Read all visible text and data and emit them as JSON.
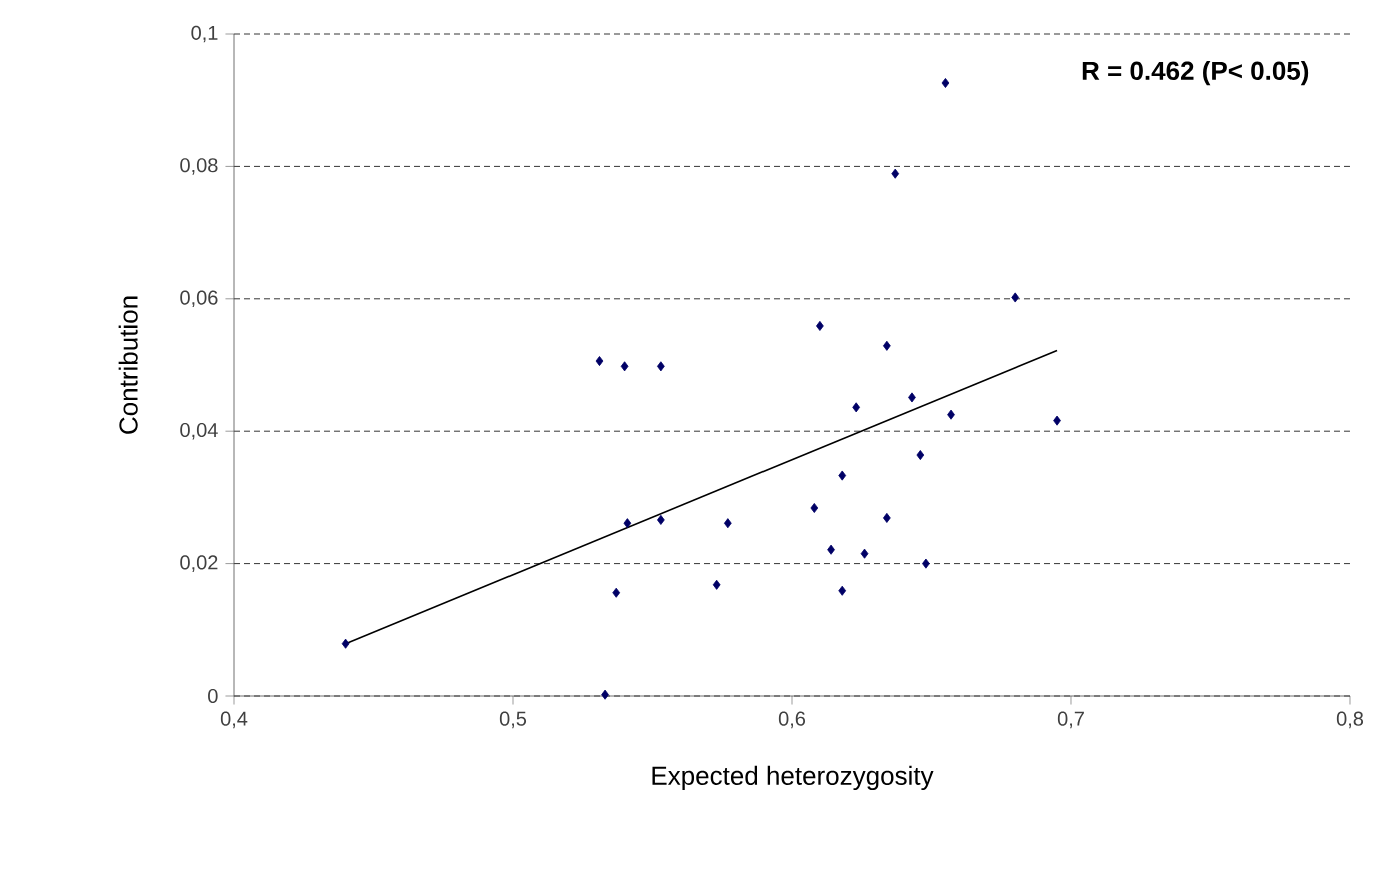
{
  "chart_data": {
    "type": "scatter",
    "xlabel": "Expected heterozygosity",
    "ylabel": "Contribution",
    "xlim": [
      0.4,
      0.8
    ],
    "ylim": [
      0,
      0.1
    ],
    "xticks": [
      {
        "value": 0.4,
        "label": "0,4"
      },
      {
        "value": 0.5,
        "label": "0,5"
      },
      {
        "value": 0.6,
        "label": "0,6"
      },
      {
        "value": 0.7,
        "label": "0,7"
      },
      {
        "value": 0.8,
        "label": "0,8"
      }
    ],
    "yticks": [
      {
        "value": 0,
        "label": "0"
      },
      {
        "value": 0.02,
        "label": "0,02"
      },
      {
        "value": 0.04,
        "label": "0,04"
      },
      {
        "value": 0.06,
        "label": "0,06"
      },
      {
        "value": 0.08,
        "label": "0,08"
      },
      {
        "value": 0.1,
        "label": "0,1"
      }
    ],
    "grid": "y",
    "marker": "diamond",
    "annotations": [
      "R = 0.462 (P< 0.05)"
    ],
    "series": [
      {
        "color": "#000066",
        "x": [
          0.44,
          0.531,
          0.54,
          0.553,
          0.541,
          0.553,
          0.577,
          0.537,
          0.573,
          0.533,
          0.655,
          0.637,
          0.68,
          0.61,
          0.634,
          0.623,
          0.643,
          0.657,
          0.695,
          0.646,
          0.618,
          0.608,
          0.634,
          0.614,
          0.626,
          0.648,
          0.618
        ],
        "values": [
          0.0079,
          0.0506,
          0.0498,
          0.0498,
          0.0261,
          0.0266,
          0.0261,
          0.0156,
          0.0168,
          0.0002,
          0.0926,
          0.0789,
          0.0602,
          0.0559,
          0.0529,
          0.0436,
          0.0451,
          0.0425,
          0.0416,
          0.0364,
          0.0333,
          0.0284,
          0.0269,
          0.0221,
          0.0215,
          0.02,
          0.0159
        ]
      },
      {
        "type": "line",
        "color": "#000000",
        "marker": "none",
        "x": [
          0.44,
          0.695
        ],
        "values": [
          0.0079,
          0.0522
        ]
      }
    ]
  }
}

-------

> DIRECTION
Without including any picture, retype the entries exactly.

> EXERCISE OUTPUT
Read all visible text and data and emit them as JSON.
{
  "chart_data": {
    "type": "scatter",
    "xlabel": "Expected heterozygosity",
    "ylabel": "Contribution",
    "xlim": [
      0.4,
      0.8
    ],
    "ylim": [
      0,
      0.1
    ],
    "xticks": [
      {
        "value": 0.4,
        "label": "0,4"
      },
      {
        "value": 0.5,
        "label": "0,5"
      },
      {
        "value": 0.6,
        "label": "0,6"
      },
      {
        "value": 0.7,
        "label": "0,7"
      },
      {
        "value": 0.8,
        "label": "0,8"
      }
    ],
    "yticks": [
      {
        "value": 0,
        "label": "0"
      },
      {
        "value": 0.02,
        "label": "0,02"
      },
      {
        "value": 0.04,
        "label": "0,04"
      },
      {
        "value": 0.06,
        "label": "0,06"
      },
      {
        "value": 0.08,
        "label": "0,08"
      },
      {
        "value": 0.1,
        "label": "0,1"
      }
    ],
    "grid": "y",
    "marker": "diamond",
    "annotations": [
      "R = 0.462 (P< 0.05)"
    ],
    "series": [
      {
        "color": "#000066",
        "x": [
          0.44,
          0.531,
          0.54,
          0.553,
          0.541,
          0.553,
          0.577,
          0.537,
          0.573,
          0.533,
          0.655,
          0.637,
          0.68,
          0.61,
          0.634,
          0.623,
          0.643,
          0.657,
          0.695,
          0.646,
          0.618,
          0.608,
          0.634,
          0.614,
          0.626,
          0.648,
          0.618
        ],
        "values": [
          0.0079,
          0.0506,
          0.0498,
          0.0498,
          0.0261,
          0.0266,
          0.0261,
          0.0156,
          0.0168,
          0.0002,
          0.0926,
          0.0789,
          0.0602,
          0.0559,
          0.0529,
          0.0436,
          0.0451,
          0.0425,
          0.0416,
          0.0364,
          0.0333,
          0.0284,
          0.0269,
          0.0221,
          0.0215,
          0.02,
          0.0159
        ]
      },
      {
        "type": "line",
        "color": "#000000",
        "marker": "none",
        "x": [
          0.44,
          0.695
        ],
        "values": [
          0.0079,
          0.0522
        ]
      }
    ]
  }
}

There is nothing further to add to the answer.